▶ [Verilen materyal]:
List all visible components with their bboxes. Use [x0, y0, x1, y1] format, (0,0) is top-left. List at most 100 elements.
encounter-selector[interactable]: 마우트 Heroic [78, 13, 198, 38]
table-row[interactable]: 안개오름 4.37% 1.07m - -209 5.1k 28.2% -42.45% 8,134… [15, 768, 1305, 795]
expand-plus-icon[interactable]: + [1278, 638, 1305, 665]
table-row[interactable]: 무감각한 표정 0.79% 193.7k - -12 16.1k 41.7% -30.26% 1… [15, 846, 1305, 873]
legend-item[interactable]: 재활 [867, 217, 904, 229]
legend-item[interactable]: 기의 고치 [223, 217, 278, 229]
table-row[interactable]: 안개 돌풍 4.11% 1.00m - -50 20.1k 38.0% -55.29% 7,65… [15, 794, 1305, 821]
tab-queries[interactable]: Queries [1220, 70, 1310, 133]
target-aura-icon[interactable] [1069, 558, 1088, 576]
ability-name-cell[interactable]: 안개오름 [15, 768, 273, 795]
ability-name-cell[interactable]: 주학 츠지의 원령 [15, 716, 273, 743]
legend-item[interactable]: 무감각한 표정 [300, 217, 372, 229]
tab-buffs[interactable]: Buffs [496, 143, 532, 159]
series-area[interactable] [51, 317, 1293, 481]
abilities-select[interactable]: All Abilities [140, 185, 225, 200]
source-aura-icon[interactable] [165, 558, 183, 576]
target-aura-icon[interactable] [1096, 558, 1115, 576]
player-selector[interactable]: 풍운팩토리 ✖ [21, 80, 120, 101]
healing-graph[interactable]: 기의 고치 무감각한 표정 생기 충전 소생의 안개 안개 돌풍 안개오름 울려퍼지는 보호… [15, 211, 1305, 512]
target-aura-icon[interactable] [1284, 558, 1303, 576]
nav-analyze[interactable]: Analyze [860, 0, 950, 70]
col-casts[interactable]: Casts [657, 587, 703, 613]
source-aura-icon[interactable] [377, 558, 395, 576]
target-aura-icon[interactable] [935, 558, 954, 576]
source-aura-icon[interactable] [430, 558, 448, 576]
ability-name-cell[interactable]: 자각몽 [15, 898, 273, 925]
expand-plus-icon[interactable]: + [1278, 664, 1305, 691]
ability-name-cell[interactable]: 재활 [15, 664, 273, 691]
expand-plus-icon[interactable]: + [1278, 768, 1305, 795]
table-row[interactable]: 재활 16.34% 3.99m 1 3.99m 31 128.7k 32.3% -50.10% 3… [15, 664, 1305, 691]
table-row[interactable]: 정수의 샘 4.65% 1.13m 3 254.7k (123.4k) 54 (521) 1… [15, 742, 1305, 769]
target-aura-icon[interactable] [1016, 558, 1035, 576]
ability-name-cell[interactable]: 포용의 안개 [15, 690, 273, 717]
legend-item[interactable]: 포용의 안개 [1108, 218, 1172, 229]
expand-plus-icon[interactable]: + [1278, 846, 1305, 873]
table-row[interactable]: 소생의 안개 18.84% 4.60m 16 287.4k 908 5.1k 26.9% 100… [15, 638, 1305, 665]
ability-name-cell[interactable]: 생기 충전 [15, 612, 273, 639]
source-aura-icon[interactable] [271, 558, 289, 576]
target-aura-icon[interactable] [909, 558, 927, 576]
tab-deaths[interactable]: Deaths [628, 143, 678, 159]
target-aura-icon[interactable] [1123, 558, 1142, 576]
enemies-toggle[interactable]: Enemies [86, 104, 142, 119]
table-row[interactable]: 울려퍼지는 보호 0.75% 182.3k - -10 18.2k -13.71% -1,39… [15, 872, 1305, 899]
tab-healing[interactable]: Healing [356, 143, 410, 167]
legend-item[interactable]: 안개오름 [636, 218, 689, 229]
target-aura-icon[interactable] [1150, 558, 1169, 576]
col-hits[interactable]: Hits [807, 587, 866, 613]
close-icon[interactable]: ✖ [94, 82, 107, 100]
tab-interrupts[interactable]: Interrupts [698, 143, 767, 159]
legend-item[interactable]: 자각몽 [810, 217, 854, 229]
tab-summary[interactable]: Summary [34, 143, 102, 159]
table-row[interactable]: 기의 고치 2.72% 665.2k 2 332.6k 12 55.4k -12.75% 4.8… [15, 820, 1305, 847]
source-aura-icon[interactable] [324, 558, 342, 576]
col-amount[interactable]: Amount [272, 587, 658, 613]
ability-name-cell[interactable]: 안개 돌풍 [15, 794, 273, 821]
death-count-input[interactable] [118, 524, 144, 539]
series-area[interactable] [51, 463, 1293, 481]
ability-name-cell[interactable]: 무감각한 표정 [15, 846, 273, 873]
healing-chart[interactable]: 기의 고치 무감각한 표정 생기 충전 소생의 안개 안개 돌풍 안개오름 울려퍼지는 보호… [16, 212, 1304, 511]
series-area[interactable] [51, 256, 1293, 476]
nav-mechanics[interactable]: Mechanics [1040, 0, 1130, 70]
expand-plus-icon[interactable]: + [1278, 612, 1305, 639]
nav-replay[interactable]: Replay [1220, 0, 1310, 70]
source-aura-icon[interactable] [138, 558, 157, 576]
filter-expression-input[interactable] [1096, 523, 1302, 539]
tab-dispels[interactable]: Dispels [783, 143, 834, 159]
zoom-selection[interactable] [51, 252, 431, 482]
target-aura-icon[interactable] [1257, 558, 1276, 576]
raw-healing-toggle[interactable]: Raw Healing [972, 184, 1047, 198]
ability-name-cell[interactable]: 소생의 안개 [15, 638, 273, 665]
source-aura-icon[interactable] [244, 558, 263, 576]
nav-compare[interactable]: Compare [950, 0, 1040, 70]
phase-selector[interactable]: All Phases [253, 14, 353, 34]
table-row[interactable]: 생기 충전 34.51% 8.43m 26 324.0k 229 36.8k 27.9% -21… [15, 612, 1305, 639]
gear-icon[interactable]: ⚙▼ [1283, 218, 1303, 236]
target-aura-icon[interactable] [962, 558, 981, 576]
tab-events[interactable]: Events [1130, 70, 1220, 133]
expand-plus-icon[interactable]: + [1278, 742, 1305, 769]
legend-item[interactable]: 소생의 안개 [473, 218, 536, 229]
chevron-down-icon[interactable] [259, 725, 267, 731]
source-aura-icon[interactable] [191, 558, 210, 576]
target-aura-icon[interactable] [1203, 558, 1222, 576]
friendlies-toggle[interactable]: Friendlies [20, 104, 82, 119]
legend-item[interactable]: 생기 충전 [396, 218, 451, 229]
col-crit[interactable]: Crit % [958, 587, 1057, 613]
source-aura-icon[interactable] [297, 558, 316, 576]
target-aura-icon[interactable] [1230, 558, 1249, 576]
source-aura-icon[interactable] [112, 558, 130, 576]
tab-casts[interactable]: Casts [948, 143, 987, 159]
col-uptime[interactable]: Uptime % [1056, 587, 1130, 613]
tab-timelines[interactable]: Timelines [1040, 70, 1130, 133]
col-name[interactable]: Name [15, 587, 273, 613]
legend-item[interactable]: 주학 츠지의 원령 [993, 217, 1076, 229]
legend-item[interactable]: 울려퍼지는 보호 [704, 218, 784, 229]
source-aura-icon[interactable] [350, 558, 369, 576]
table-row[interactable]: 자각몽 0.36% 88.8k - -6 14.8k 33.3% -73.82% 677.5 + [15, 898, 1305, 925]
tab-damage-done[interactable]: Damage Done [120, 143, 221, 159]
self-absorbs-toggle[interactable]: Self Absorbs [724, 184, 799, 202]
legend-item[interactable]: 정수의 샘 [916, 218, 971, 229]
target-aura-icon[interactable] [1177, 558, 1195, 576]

▶ [Yönerge ve koşullar]:
Materyaldeki satırların tümünü hiçbir değişiklik yapmadan aynen yeniden yazın.

▶ [Yanıt]:
List all visible components with their bboxes. Use [x0, y0, x1, y1] format, (0,0) is top-left. List at most 100 elements.
encounter-selector[interactable]: 마우트 Heroic [78, 13, 198, 38]
table-row[interactable]: 안개오름 4.37% 1.07m - -209 5.1k 28.2% -42.45% 8,134… [15, 768, 1305, 795]
expand-plus-icon[interactable]: + [1278, 638, 1305, 665]
table-row[interactable]: 무감각한 표정 0.79% 193.7k - -12 16.1k 41.7% -30.26% 1… [15, 846, 1305, 873]
legend-item[interactable]: 재활 [867, 217, 904, 229]
legend-item[interactable]: 기의 고치 [223, 217, 278, 229]
table-row[interactable]: 안개 돌풍 4.11% 1.00m - -50 20.1k 38.0% -55.29% 7,65… [15, 794, 1305, 821]
tab-queries[interactable]: Queries [1220, 70, 1310, 133]
target-aura-icon[interactable] [1069, 558, 1088, 576]
ability-name-cell[interactable]: 안개오름 [15, 768, 273, 795]
ability-name-cell[interactable]: 주학 츠지의 원령 [15, 716, 273, 743]
legend-item[interactable]: 무감각한 표정 [300, 217, 372, 229]
tab-buffs[interactable]: Buffs [496, 143, 532, 159]
series-area[interactable] [51, 317, 1293, 481]
abilities-select[interactable]: All Abilities [140, 185, 225, 200]
source-aura-icon[interactable] [165, 558, 183, 576]
target-aura-icon[interactable] [1096, 558, 1115, 576]
player-selector[interactable]: 풍운팩토리 ✖ [21, 80, 120, 101]
healing-graph[interactable]: 기의 고치 무감각한 표정 생기 충전 소생의 안개 안개 돌풍 안개오름 울려퍼지는 보호… [15, 211, 1305, 512]
target-aura-icon[interactable] [1284, 558, 1303, 576]
nav-analyze[interactable]: Analyze [860, 0, 950, 70]
col-casts[interactable]: Casts [657, 587, 703, 613]
source-aura-icon[interactable] [377, 558, 395, 576]
target-aura-icon[interactable] [935, 558, 954, 576]
source-aura-icon[interactable] [430, 558, 448, 576]
ability-name-cell[interactable]: 자각몽 [15, 898, 273, 925]
expand-plus-icon[interactable]: + [1278, 664, 1305, 691]
ability-name-cell[interactable]: 재활 [15, 664, 273, 691]
expand-plus-icon[interactable]: + [1278, 768, 1305, 795]
table-row[interactable]: 재활 16.34% 3.99m 1 3.99m 31 128.7k 32.3% -50.10% 3… [15, 664, 1305, 691]
table-row[interactable]: 정수의 샘 4.65% 1.13m 3 254.7k (123.4k) 54 (521) 1… [15, 742, 1305, 769]
target-aura-icon[interactable] [1016, 558, 1035, 576]
ability-name-cell[interactable]: 포용의 안개 [15, 690, 273, 717]
legend-item[interactable]: 포용의 안개 [1108, 218, 1172, 229]
expand-plus-icon[interactable]: + [1278, 846, 1305, 873]
table-row[interactable]: 소생의 안개 18.84% 4.60m 16 287.4k 908 5.1k 26.9% 100… [15, 638, 1305, 665]
ability-name-cell[interactable]: 생기 충전 [15, 612, 273, 639]
source-aura-icon[interactable] [271, 558, 289, 576]
target-aura-icon[interactable] [909, 558, 927, 576]
tab-deaths[interactable]: Deaths [628, 143, 678, 159]
target-aura-icon[interactable] [1123, 558, 1142, 576]
enemies-toggle[interactable]: Enemies [86, 104, 142, 119]
table-row[interactable]: 울려퍼지는 보호 0.75% 182.3k - -10 18.2k -13.71% -1,39… [15, 872, 1305, 899]
tab-healing[interactable]: Healing [356, 143, 410, 167]
legend-item[interactable]: 안개오름 [636, 218, 689, 229]
target-aura-icon[interactable] [1150, 558, 1169, 576]
col-hits[interactable]: Hits [807, 587, 866, 613]
close-icon[interactable]: ✖ [94, 82, 107, 100]
tab-interrupts[interactable]: Interrupts [698, 143, 767, 159]
legend-item[interactable]: 자각몽 [810, 217, 854, 229]
tab-summary[interactable]: Summary [34, 143, 102, 159]
table-row[interactable]: 기의 고치 2.72% 665.2k 2 332.6k 12 55.4k -12.75% 4.8… [15, 820, 1305, 847]
source-aura-icon[interactable] [324, 558, 342, 576]
col-amount[interactable]: Amount [272, 587, 658, 613]
ability-name-cell[interactable]: 안개 돌풍 [15, 794, 273, 821]
death-count-input[interactable] [118, 524, 144, 539]
series-area[interactable] [51, 463, 1293, 481]
ability-name-cell[interactable]: 무감각한 표정 [15, 846, 273, 873]
healing-chart[interactable]: 기의 고치 무감각한 표정 생기 충전 소생의 안개 안개 돌풍 안개오름 울려퍼지는 보호… [16, 212, 1304, 511]
series-area[interactable] [51, 256, 1293, 476]
nav-mechanics[interactable]: Mechanics [1040, 0, 1130, 70]
expand-plus-icon[interactable]: + [1278, 612, 1305, 639]
nav-replay[interactable]: Replay [1220, 0, 1310, 70]
source-aura-icon[interactable] [138, 558, 157, 576]
filter-expression-input[interactable] [1096, 523, 1302, 539]
tab-dispels[interactable]: Dispels [783, 143, 834, 159]
zoom-selection[interactable] [51, 252, 431, 482]
target-aura-icon[interactable] [1257, 558, 1276, 576]
raw-healing-toggle[interactable]: Raw Healing [972, 184, 1047, 198]
ability-name-cell[interactable]: 소생의 안개 [15, 638, 273, 665]
source-aura-icon[interactable] [244, 558, 263, 576]
nav-compare[interactable]: Compare [950, 0, 1040, 70]
phase-selector[interactable]: All Phases [253, 14, 353, 34]
table-row[interactable]: 생기 충전 34.51% 8.43m 26 324.0k 229 36.8k 27.9% -21… [15, 612, 1305, 639]
gear-icon[interactable]: ⚙▼ [1283, 218, 1303, 236]
target-aura-icon[interactable] [962, 558, 981, 576]
tab-events[interactable]: Events [1130, 70, 1220, 133]
expand-plus-icon[interactable]: + [1278, 742, 1305, 769]
legend-item[interactable]: 소생의 안개 [473, 218, 536, 229]
chevron-down-icon[interactable] [259, 725, 267, 731]
source-aura-icon[interactable] [191, 558, 210, 576]
target-aura-icon[interactable] [1203, 558, 1222, 576]
friendlies-toggle[interactable]: Friendlies [20, 104, 82, 119]
legend-item[interactable]: 생기 충전 [396, 218, 451, 229]
col-crit[interactable]: Crit % [958, 587, 1057, 613]
source-aura-icon[interactable] [297, 558, 316, 576]
target-aura-icon[interactable] [1230, 558, 1249, 576]
source-aura-icon[interactable] [112, 558, 130, 576]
tab-casts[interactable]: Casts [948, 143, 987, 159]
col-uptime[interactable]: Uptime % [1056, 587, 1130, 613]
tab-timelines[interactable]: Timelines [1040, 70, 1130, 133]
col-name[interactable]: Name [15, 587, 273, 613]
legend-item[interactable]: 주학 츠지의 원령 [993, 217, 1076, 229]
legend-item[interactable]: 울려퍼지는 보호 [704, 218, 784, 229]
source-aura-icon[interactable] [350, 558, 369, 576]
table-row[interactable]: 자각몽 0.36% 88.8k - -6 14.8k 33.3% -73.82% 677.5 + [15, 898, 1305, 925]
tab-damage-done[interactable]: Damage Done [120, 143, 221, 159]
self-absorbs-toggle[interactable]: Self Absorbs [724, 184, 799, 202]
legend-item[interactable]: 정수의 샘 [916, 218, 971, 229]
target-aura-icon[interactable] [1177, 558, 1195, 576]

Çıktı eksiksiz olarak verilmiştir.